> [WRITTEN TASK]:
Repeat every record below exactly as written.

> [INPUT MATERIAL]:
══════════
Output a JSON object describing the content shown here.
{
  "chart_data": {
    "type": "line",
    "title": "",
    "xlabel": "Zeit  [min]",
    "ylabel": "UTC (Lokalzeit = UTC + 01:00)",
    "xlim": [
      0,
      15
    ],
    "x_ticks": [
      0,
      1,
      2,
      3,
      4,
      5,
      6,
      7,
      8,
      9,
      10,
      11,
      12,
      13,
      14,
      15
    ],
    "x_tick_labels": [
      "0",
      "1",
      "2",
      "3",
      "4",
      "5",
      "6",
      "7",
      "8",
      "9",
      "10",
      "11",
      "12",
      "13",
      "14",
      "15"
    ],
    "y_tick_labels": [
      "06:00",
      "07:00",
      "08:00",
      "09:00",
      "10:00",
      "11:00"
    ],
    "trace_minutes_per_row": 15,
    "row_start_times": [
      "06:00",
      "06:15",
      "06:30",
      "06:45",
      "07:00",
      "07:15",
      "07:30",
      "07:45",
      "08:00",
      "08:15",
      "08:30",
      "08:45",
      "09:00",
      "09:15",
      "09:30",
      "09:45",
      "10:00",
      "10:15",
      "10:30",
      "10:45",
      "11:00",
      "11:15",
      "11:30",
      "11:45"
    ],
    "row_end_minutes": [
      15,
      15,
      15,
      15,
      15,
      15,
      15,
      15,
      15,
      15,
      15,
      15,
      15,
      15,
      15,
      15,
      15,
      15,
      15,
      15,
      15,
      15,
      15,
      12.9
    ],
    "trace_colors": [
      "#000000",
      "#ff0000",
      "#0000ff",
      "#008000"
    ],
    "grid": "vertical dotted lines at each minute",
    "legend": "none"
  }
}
══════════
> [RESULT OF THIS TASK]:
Output a JSON object describing the content shown here.
{
  "chart_data": {
    "type": "line",
    "title": "",
    "xlabel": "Zeit  [min]",
    "ylabel": "UTC (Lokalzeit = UTC + 01:00)",
    "xlim": [
      0,
      15
    ],
    "x_ticks": [
      0,
      1,
      2,
      3,
      4,
      5,
      6,
      7,
      8,
      9,
      10,
      11,
      12,
      13,
      14,
      15
    ],
    "x_tick_labels": [
      "0",
      "1",
      "2",
      "3",
      "4",
      "5",
      "6",
      "7",
      "8",
      "9",
      "10",
      "11",
      "12",
      "13",
      "14",
      "15"
    ],
    "y_tick_labels": [
      "06:00",
      "07:00",
      "08:00",
      "09:00",
      "10:00",
      "11:00"
    ],
    "trace_minutes_per_row": 15,
    "row_start_times": [
      "06:00",
      "06:15",
      "06:30",
      "06:45",
      "07:00",
      "07:15",
      "07:30",
      "07:45",
      "08:00",
      "08:15",
      "08:30",
      "08:45",
      "09:00",
      "09:15",
      "09:30",
      "09:45",
      "10:00",
      "10:15",
      "10:30",
      "10:45",
      "11:00",
      "11:15",
      "11:30",
      "11:45"
    ],
    "row_end_minutes": [
      15,
      15,
      15,
      15,
      15,
      15,
      15,
      15,
      15,
      15,
      15,
      15,
      15,
      15,
      15,
      15,
      15,
      15,
      15,
      15,
      15,
      15,
      15,
      12.9
    ],
    "trace_colors": [
      "#000000",
      "#ff0000",
      "#0000ff",
      "#008000"
    ],
    "grid": "vertical dotted lines at each minute",
    "legend": "none"
  }
}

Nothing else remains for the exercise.